>> begin

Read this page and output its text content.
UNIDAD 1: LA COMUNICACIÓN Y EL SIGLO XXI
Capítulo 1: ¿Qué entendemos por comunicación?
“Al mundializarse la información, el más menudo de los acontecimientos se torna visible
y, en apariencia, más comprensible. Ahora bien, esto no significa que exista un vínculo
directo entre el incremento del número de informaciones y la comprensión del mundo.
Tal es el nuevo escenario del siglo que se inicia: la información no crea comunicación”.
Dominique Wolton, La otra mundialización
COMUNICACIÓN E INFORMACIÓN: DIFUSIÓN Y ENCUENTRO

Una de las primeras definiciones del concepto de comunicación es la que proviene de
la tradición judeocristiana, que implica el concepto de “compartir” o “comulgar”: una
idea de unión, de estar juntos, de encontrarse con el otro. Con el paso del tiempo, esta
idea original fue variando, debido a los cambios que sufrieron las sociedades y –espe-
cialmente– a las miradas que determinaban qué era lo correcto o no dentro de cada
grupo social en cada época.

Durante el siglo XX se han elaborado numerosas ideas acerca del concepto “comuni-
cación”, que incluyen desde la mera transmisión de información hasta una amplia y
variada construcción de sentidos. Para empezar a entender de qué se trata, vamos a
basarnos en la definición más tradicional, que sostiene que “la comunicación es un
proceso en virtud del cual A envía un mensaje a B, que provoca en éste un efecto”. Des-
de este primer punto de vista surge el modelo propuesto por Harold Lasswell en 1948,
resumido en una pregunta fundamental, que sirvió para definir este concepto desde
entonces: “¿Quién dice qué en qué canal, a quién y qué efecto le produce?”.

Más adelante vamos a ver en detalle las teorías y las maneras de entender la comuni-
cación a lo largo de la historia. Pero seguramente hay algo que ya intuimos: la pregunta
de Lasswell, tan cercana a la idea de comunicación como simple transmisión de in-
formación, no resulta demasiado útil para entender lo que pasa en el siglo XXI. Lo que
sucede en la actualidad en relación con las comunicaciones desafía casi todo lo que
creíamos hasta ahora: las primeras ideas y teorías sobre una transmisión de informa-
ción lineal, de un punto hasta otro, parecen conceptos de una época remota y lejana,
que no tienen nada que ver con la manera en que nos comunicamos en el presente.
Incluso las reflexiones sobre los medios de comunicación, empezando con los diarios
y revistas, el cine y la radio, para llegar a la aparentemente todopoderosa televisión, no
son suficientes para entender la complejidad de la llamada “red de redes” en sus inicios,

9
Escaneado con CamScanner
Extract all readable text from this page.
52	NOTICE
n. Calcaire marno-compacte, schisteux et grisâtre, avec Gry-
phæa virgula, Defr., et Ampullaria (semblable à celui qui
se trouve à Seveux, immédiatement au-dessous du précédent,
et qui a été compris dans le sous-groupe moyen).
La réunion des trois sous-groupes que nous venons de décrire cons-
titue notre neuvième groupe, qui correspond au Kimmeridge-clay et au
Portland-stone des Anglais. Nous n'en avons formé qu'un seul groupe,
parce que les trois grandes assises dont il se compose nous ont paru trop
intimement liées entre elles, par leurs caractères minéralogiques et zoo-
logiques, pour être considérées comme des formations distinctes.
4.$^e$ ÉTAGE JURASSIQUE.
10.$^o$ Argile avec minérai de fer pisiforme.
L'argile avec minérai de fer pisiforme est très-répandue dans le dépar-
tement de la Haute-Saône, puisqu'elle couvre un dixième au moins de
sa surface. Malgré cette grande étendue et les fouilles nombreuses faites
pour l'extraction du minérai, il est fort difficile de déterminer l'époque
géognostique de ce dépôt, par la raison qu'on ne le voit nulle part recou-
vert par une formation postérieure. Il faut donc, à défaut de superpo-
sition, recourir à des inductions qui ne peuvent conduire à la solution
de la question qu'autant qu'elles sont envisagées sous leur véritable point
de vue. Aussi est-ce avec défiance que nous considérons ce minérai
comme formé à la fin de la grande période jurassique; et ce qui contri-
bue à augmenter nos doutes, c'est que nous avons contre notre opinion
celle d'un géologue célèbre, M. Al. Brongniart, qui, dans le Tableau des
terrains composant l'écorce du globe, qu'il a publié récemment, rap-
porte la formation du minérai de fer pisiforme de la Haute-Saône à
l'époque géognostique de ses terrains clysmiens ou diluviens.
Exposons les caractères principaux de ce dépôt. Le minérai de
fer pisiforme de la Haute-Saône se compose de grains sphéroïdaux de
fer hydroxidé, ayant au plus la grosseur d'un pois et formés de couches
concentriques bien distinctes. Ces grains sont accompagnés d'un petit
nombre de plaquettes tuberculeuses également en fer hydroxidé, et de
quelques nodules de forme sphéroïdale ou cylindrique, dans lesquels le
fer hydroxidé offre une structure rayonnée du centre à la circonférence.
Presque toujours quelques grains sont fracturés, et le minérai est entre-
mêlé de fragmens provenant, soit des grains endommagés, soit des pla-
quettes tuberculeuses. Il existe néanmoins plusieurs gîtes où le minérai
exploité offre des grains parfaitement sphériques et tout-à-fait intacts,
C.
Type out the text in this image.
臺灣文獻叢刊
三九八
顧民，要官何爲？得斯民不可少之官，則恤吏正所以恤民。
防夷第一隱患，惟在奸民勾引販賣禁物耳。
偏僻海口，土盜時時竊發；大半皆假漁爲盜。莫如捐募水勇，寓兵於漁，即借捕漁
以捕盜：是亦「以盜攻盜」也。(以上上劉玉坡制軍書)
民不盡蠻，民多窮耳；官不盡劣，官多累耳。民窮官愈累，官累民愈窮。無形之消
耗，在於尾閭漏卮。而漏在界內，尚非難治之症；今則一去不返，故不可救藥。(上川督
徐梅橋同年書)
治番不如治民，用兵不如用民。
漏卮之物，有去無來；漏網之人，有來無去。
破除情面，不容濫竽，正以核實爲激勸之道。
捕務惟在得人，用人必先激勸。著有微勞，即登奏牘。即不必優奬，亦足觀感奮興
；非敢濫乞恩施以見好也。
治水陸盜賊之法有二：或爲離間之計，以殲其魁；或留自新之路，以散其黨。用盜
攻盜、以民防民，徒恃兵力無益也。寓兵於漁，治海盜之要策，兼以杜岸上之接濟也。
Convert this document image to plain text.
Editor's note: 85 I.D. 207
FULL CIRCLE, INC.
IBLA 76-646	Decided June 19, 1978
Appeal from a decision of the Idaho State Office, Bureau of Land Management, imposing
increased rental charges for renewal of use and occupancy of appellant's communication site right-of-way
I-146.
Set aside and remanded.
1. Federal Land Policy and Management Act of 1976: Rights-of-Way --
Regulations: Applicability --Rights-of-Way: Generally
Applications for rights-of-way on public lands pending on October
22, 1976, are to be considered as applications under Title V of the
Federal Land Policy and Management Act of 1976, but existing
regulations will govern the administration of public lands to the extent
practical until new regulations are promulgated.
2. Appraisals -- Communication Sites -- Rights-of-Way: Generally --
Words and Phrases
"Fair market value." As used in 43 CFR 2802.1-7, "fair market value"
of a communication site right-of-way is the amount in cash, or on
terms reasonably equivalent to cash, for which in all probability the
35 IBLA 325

>> end

[The problem]
Transcribe the data. Leave every line exactly as it is.

[Solution to the exercise]
Read this page and output its text content.
UNIDAD 1: LA COMUNICACIÓN Y EL SIGLO XXI
Capítulo 1: ¿Qué entendemos por comunicación?
“Al mundializarse la información, el más menudo de los acontecimientos se torna visible
y, en apariencia, más comprensible. Ahora bien, esto no significa que exista un vínculo
directo entre el incremento del número de informaciones y la comprensión del mundo.
Tal es el nuevo escenario del siglo que se inicia: la información no crea comunicación”.
Dominique Wolton, La otra mundialización
COMUNICACIÓN E INFORMACIÓN: DIFUSIÓN Y ENCUENTRO

Una de las primeras definiciones del concepto de comunicación es la que proviene de
la tradición judeocristiana, que implica el concepto de “compartir” o “comulgar”: una
idea de unión, de estar juntos, de encontrarse con el otro. Con el paso del tiempo, esta
idea original fue variando, debido a los cambios que sufrieron las sociedades y –espe-
cialmente– a las miradas que determinaban qué era lo correcto o no dentro de cada
grupo social en cada época.

Durante el siglo XX se han elaborado numerosas ideas acerca del concepto “comuni-
cación”, que incluyen desde la mera transmisión de información hasta una amplia y
variada construcción de sentidos. Para empezar a entender de qué se trata, vamos a
basarnos en la definición más tradicional, que sostiene que “la comunicación es un
proceso en virtud del cual A envía un mensaje a B, que provoca en éste un efecto”. Des-
de este primer punto de vista surge el modelo propuesto por Harold Lasswell en 1948,
resumido en una pregunta fundamental, que sirvió para definir este concepto desde
entonces: “¿Quién dice qué en qué canal, a quién y qué efecto le produce?”.

Más adelante vamos a ver en detalle las teorías y las maneras de entender la comuni-
cación a lo largo de la historia. Pero seguramente hay algo que ya intuimos: la pregunta
de Lasswell, tan cercana a la idea de comunicación como simple transmisión de in-
formación, no resulta demasiado útil para entender lo que pasa en el siglo XXI. Lo que
sucede en la actualidad en relación con las comunicaciones desafía casi todo lo que
creíamos hasta ahora: las primeras ideas y teorías sobre una transmisión de informa-
ción lineal, de un punto hasta otro, parecen conceptos de una época remota y lejana,
que no tienen nada que ver con la manera en que nos comunicamos en el presente.
Incluso las reflexiones sobre los medios de comunicación, empezando con los diarios
y revistas, el cine y la radio, para llegar a la aparentemente todopoderosa televisión, no
son suficientes para entender la complejidad de la llamada “red de redes” en sus inicios,

9
Escaneado con CamScanner
Extract all readable text from this page.
52	NOTICE
n. Calcaire marno-compacte, schisteux et grisâtre, avec Gry-
phæa virgula, Defr., et Ampullaria (semblable à celui qui
se trouve à Seveux, immédiatement au-dessous du précédent,
et qui a été compris dans le sous-groupe moyen).
La réunion des trois sous-groupes que nous venons de décrire cons-
titue notre neuvième groupe, qui correspond au Kimmeridge-clay et au
Portland-stone des Anglais. Nous n'en avons formé qu'un seul groupe,
parce que les trois grandes assises dont il se compose nous ont paru trop
intimement liées entre elles, par leurs caractères minéralogiques et zoo-
logiques, pour être considérées comme des formations distinctes.
4.$^e$ ÉTAGE JURASSIQUE.
10.$^o$ Argile avec minérai de fer pisiforme.
L'argile avec minérai de fer pisiforme est très-répandue dans le dépar-
tement de la Haute-Saône, puisqu'elle couvre un dixième au moins de
sa surface. Malgré cette grande étendue et les fouilles nombreuses faites
pour l'extraction du minérai, il est fort difficile de déterminer l'époque
géognostique de ce dépôt, par la raison qu'on ne le voit nulle part recou-
vert par une formation postérieure. Il faut donc, à défaut de superpo-
sition, recourir à des inductions qui ne peuvent conduire à la solution
de la question qu'autant qu'elles sont envisagées sous leur véritable point
de vue. Aussi est-ce avec défiance que nous considérons ce minérai
comme formé à la fin de la grande période jurassique; et ce qui contri-
bue à augmenter nos doutes, c'est que nous avons contre notre opinion
celle d'un géologue célèbre, M. Al. Brongniart, qui, dans le Tableau des
terrains composant l'écorce du globe, qu'il a publié récemment, rap-
porte la formation du minérai de fer pisiforme de la Haute-Saône à
l'époque géognostique de ses terrains clysmiens ou diluviens.
Exposons les caractères principaux de ce dépôt. Le minérai de
fer pisiforme de la Haute-Saône se compose de grains sphéroïdaux de
fer hydroxidé, ayant au plus la grosseur d'un pois et formés de couches
concentriques bien distinctes. Ces grains sont accompagnés d'un petit
nombre de plaquettes tuberculeuses également en fer hydroxidé, et de
quelques nodules de forme sphéroïdale ou cylindrique, dans lesquels le
fer hydroxidé offre une structure rayonnée du centre à la circonférence.
Presque toujours quelques grains sont fracturés, et le minérai est entre-
mêlé de fragmens provenant, soit des grains endommagés, soit des pla-
quettes tuberculeuses. Il existe néanmoins plusieurs gîtes où le minérai
exploité offre des grains parfaitement sphériques et tout-à-fait intacts,
C.
Type out the text in this image.
臺灣文獻叢刊
三九八
顧民，要官何爲？得斯民不可少之官，則恤吏正所以恤民。
防夷第一隱患，惟在奸民勾引販賣禁物耳。
偏僻海口，土盜時時竊發；大半皆假漁爲盜。莫如捐募水勇，寓兵於漁，即借捕漁
以捕盜：是亦「以盜攻盜」也。(以上上劉玉坡制軍書)
民不盡蠻，民多窮耳；官不盡劣，官多累耳。民窮官愈累，官累民愈窮。無形之消
耗，在於尾閭漏卮。而漏在界內，尚非難治之症；今則一去不返，故不可救藥。(上川督
徐梅橋同年書)
治番不如治民，用兵不如用民。
漏卮之物，有去無來；漏網之人，有來無去。
破除情面，不容濫竽，正以核實爲激勸之道。
捕務惟在得人，用人必先激勸。著有微勞，即登奏牘。即不必優奬，亦足觀感奮興
；非敢濫乞恩施以見好也。
治水陸盜賊之法有二：或爲離間之計，以殲其魁；或留自新之路，以散其黨。用盜
攻盜、以民防民，徒恃兵力無益也。寓兵於漁，治海盜之要策，兼以杜岸上之接濟也。
Convert this document image to plain text.
Editor's note: 85 I.D. 207
FULL CIRCLE, INC.
IBLA 76-646	Decided June 19, 1978
Appeal from a decision of the Idaho State Office, Bureau of Land Management, imposing
increased rental charges for renewal of use and occupancy of appellant's communication site right-of-way
I-146.
Set aside and remanded.
1. Federal Land Policy and Management Act of 1976: Rights-of-Way --
Regulations: Applicability --Rights-of-Way: Generally
Applications for rights-of-way on public lands pending on October
22, 1976, are to be considered as applications under Title V of the
Federal Land Policy and Management Act of 1976, but existing
regulations will govern the administration of public lands to the extent
practical until new regulations are promulgated.
2. Appraisals -- Communication Sites -- Rights-of-Way: Generally --
Words and Phrases
"Fair market value." As used in 43 CFR 2802.1-7, "fair market value"
of a communication site right-of-way is the amount in cash, or on
terms reasonably equivalent to cash, for which in all probability the
35 IBLA 325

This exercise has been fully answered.